[Stored data]
╭──
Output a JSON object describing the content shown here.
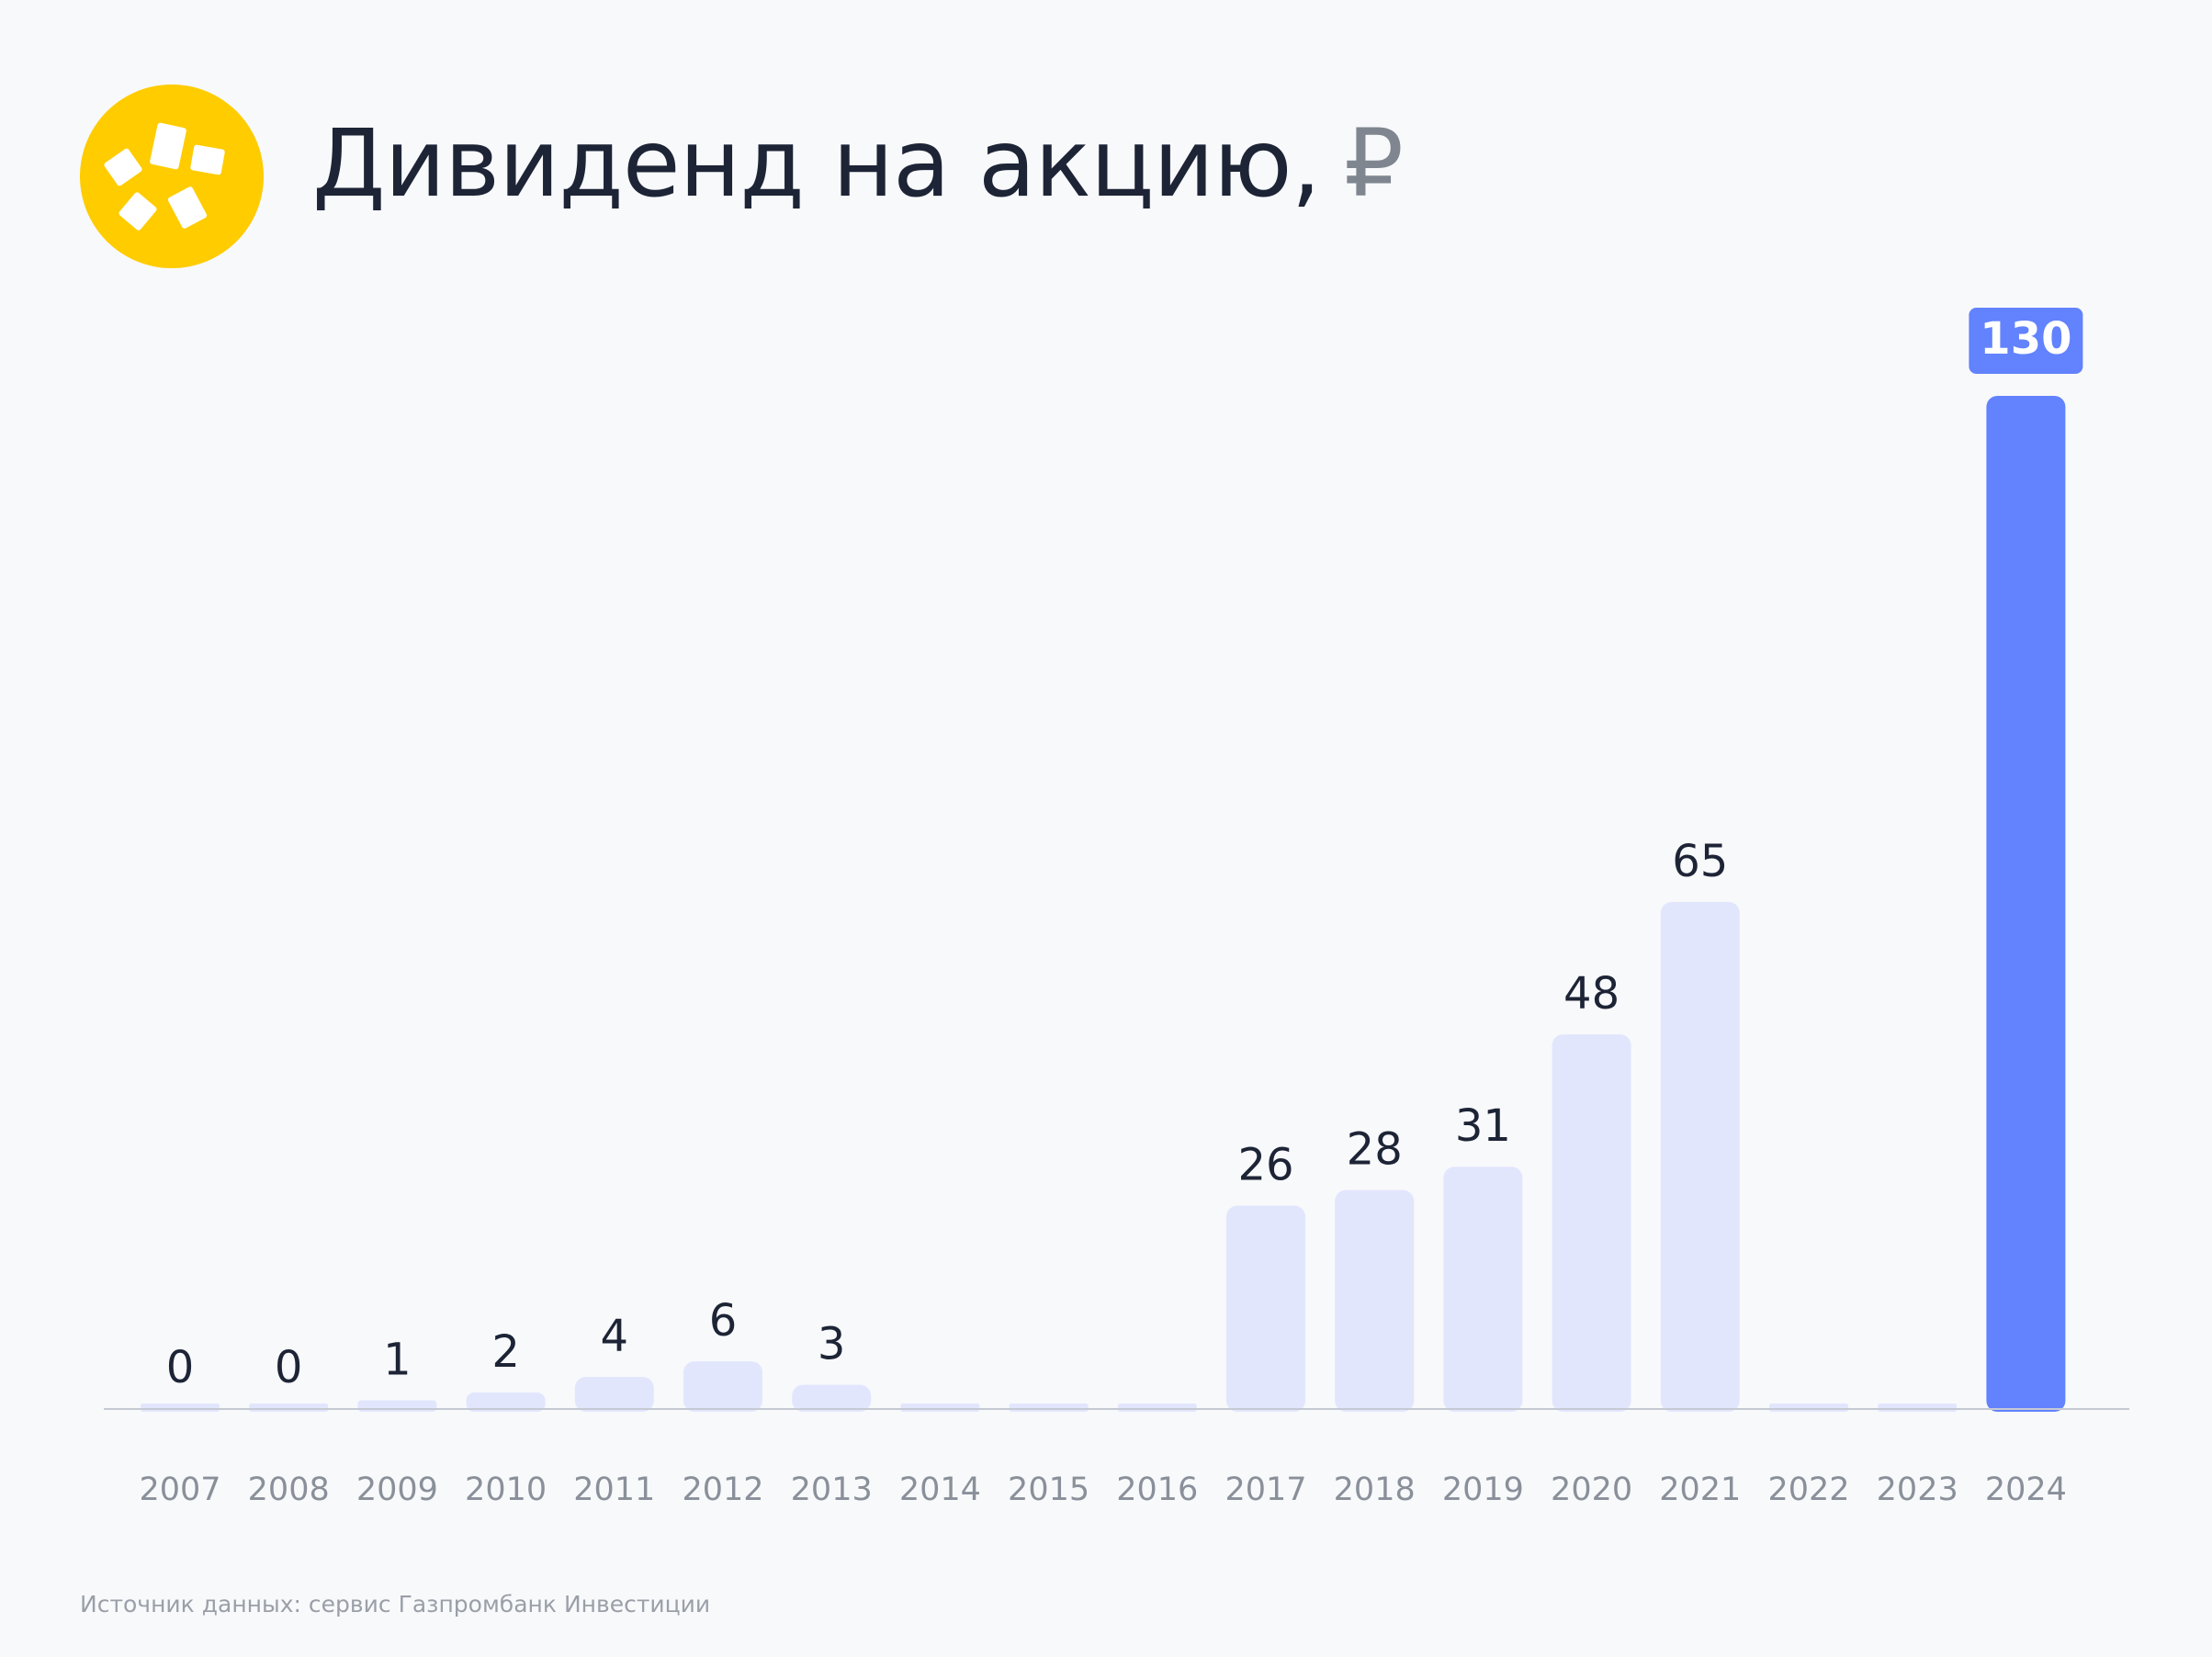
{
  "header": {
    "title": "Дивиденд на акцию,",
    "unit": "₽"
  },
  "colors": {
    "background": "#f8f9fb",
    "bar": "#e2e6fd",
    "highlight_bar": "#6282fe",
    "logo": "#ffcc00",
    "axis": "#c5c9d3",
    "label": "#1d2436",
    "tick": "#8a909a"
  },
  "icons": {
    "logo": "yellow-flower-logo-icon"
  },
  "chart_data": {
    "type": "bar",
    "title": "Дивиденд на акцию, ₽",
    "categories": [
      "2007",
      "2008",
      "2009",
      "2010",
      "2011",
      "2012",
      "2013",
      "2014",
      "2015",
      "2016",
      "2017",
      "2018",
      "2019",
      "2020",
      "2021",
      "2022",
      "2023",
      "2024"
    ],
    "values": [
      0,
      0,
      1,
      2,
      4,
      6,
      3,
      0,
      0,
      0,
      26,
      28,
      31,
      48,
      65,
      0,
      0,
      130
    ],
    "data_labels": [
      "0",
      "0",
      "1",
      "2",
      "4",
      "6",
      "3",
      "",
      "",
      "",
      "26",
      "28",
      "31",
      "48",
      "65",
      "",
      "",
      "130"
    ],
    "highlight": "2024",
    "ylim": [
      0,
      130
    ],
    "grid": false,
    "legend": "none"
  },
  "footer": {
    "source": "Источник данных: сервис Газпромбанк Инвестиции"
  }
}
╰──
• YOUR TASK:
Filter the data for the string "title" and copy every line that has it.

• WRITTEN REPLY:
    "title": "Дивиденд на акцию,",
    "title": "Дивиденд на акцию, ₽",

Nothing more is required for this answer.